* _Dataset records_:
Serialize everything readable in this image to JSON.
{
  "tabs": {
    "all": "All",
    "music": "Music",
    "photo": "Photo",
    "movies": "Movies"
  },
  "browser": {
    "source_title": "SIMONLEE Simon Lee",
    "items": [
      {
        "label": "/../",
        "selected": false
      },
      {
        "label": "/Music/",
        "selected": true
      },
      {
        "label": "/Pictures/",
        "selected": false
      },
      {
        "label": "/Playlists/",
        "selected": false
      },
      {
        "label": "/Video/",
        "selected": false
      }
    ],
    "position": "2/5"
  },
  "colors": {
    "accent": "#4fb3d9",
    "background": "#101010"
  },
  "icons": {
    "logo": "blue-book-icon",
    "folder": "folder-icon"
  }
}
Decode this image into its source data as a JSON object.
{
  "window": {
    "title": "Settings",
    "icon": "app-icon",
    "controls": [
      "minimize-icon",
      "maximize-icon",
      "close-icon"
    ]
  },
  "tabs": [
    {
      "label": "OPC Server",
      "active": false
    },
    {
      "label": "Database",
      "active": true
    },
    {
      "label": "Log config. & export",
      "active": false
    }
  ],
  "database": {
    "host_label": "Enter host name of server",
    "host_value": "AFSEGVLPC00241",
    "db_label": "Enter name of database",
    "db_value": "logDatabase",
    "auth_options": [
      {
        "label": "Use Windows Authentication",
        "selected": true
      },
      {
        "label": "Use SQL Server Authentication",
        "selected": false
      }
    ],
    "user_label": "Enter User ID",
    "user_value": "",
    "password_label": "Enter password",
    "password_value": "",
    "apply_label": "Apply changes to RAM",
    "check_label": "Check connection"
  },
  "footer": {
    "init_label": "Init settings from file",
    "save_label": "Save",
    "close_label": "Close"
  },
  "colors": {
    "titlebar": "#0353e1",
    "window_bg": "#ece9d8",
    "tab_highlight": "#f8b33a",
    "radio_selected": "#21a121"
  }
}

* _Work to be completed_: Output every record above exactly as it appears.

* _Response_:
Serialize everything readable in this image to JSON.
{
  "tabs": {
    "all": "All",
    "music": "Music",
    "photo": "Photo",
    "movies": "Movies"
  },
  "browser": {
    "source_title": "SIMONLEE Simon Lee",
    "items": [
      {
        "label": "/../",
        "selected": false
      },
      {
        "label": "/Music/",
        "selected": true
      },
      {
        "label": "/Pictures/",
        "selected": false
      },
      {
        "label": "/Playlists/",
        "selected": false
      },
      {
        "label": "/Video/",
        "selected": false
      }
    ],
    "position": "2/5"
  },
  "colors": {
    "accent": "#4fb3d9",
    "background": "#101010"
  },
  "icons": {
    "logo": "blue-book-icon",
    "folder": "folder-icon"
  }
}
Decode this image into its source data as a JSON object.
{
  "window": {
    "title": "Settings",
    "icon": "app-icon",
    "controls": [
      "minimize-icon",
      "maximize-icon",
      "close-icon"
    ]
  },
  "tabs": [
    {
      "label": "OPC Server",
      "active": false
    },
    {
      "label": "Database",
      "active": true
    },
    {
      "label": "Log config. & export",
      "active": false
    }
  ],
  "database": {
    "host_label": "Enter host name of server",
    "host_value": "AFSEGVLPC00241",
    "db_label": "Enter name of database",
    "db_value": "logDatabase",
    "auth_options": [
      {
        "label": "Use Windows Authentication",
        "selected": true
      },
      {
        "label": "Use SQL Server Authentication",
        "selected": false
      }
    ],
    "user_label": "Enter User ID",
    "user_value": "",
    "password_label": "Enter password",
    "password_value": "",
    "apply_label": "Apply changes to RAM",
    "check_label": "Check connection"
  },
  "footer": {
    "init_label": "Init settings from file",
    "save_label": "Save",
    "close_label": "Close"
  },
  "colors": {
    "titlebar": "#0353e1",
    "window_bg": "#ece9d8",
    "tab_highlight": "#f8b33a",
    "radio_selected": "#21a121"
  }
}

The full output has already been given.